Work to do — Lift out each line of the data that holds "this".

Given records —
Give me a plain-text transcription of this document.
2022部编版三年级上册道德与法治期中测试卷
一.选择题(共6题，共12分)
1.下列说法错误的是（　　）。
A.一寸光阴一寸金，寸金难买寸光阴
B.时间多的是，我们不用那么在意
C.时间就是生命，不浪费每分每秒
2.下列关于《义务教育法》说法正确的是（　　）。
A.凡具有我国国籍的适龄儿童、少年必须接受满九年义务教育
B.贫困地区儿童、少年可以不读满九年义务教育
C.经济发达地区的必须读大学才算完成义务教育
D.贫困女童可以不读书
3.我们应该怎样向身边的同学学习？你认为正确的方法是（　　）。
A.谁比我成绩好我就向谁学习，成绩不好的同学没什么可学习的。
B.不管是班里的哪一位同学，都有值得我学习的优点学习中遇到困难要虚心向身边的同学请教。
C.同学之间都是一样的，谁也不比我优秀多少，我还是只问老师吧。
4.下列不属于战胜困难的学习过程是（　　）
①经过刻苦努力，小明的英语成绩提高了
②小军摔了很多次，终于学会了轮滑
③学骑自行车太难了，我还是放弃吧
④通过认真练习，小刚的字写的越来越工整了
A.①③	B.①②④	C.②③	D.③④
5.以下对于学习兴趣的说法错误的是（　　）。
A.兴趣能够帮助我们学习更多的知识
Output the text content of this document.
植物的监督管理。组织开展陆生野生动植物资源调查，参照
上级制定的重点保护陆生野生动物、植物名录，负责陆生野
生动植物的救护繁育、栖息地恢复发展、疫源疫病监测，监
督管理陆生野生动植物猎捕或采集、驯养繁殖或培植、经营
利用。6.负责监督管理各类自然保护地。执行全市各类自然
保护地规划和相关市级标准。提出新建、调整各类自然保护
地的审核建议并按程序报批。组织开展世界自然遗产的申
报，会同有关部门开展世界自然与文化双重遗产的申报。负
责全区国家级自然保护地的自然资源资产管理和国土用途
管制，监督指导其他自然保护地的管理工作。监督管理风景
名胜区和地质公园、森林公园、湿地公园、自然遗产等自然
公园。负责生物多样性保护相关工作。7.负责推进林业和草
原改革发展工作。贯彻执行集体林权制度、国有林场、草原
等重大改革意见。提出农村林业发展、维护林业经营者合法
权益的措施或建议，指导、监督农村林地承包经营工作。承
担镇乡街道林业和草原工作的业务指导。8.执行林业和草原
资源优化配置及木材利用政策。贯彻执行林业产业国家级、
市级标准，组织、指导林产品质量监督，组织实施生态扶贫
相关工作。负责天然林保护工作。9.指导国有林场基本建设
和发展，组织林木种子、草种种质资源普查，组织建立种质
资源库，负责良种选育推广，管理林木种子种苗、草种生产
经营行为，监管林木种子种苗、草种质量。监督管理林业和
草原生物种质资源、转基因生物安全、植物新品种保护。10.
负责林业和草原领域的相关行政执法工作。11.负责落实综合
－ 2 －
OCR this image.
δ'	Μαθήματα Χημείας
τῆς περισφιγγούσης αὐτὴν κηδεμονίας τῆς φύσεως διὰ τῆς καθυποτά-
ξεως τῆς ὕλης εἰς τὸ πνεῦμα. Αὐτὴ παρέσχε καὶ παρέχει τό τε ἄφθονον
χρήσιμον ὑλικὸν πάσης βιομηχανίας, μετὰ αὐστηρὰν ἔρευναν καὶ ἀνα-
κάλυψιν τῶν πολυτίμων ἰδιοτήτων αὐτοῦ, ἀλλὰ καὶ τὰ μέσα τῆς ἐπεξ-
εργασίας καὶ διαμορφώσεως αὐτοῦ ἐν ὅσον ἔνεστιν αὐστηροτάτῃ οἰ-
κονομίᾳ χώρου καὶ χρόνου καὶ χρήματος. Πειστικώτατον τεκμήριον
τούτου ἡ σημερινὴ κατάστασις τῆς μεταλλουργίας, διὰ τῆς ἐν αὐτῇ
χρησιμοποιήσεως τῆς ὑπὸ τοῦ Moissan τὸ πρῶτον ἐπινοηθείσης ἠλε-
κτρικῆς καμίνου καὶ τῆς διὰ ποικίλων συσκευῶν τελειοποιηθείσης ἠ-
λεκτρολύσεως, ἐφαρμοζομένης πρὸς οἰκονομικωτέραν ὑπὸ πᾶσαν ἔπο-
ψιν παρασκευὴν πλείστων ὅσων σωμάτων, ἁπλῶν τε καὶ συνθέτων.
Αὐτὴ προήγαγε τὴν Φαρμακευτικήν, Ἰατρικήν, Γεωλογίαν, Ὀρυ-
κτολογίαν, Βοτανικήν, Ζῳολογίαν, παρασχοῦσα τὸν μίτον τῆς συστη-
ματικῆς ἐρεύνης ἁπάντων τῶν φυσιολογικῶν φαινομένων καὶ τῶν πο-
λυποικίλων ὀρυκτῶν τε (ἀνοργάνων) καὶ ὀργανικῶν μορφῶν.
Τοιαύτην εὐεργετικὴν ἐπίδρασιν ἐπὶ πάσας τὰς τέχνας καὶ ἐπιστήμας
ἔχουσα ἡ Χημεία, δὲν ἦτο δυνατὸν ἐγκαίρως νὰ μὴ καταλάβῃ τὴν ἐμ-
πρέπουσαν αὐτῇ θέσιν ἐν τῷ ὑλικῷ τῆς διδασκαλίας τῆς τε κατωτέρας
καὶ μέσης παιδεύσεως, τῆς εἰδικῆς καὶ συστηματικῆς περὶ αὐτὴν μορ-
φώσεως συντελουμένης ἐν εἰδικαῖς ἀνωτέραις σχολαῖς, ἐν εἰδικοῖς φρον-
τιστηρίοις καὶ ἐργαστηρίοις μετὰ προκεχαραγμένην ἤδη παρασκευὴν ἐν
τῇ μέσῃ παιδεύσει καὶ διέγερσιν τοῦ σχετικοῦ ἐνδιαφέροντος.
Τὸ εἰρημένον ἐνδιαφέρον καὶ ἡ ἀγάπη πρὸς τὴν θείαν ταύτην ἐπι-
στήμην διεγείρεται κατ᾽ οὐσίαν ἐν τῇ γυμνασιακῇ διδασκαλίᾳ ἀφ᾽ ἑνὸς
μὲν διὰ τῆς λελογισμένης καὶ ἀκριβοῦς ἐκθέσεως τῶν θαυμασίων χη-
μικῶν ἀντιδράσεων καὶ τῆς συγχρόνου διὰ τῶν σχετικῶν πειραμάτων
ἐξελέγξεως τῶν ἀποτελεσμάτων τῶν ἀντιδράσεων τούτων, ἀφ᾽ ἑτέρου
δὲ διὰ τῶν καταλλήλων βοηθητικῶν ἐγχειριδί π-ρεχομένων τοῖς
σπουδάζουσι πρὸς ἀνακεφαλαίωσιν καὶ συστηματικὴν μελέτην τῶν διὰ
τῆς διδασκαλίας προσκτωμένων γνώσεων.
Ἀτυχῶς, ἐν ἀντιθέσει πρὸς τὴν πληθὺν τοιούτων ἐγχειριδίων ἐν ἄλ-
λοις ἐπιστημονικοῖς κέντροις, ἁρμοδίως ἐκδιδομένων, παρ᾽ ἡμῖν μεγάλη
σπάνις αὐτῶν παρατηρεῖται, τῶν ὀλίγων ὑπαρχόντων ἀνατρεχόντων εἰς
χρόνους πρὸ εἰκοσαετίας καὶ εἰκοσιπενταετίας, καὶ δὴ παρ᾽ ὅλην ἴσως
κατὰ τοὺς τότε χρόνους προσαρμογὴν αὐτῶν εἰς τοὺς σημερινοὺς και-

Output of the task —
Give me a plain-text transcription of this document.
Output the text content of this document.
OCR this image.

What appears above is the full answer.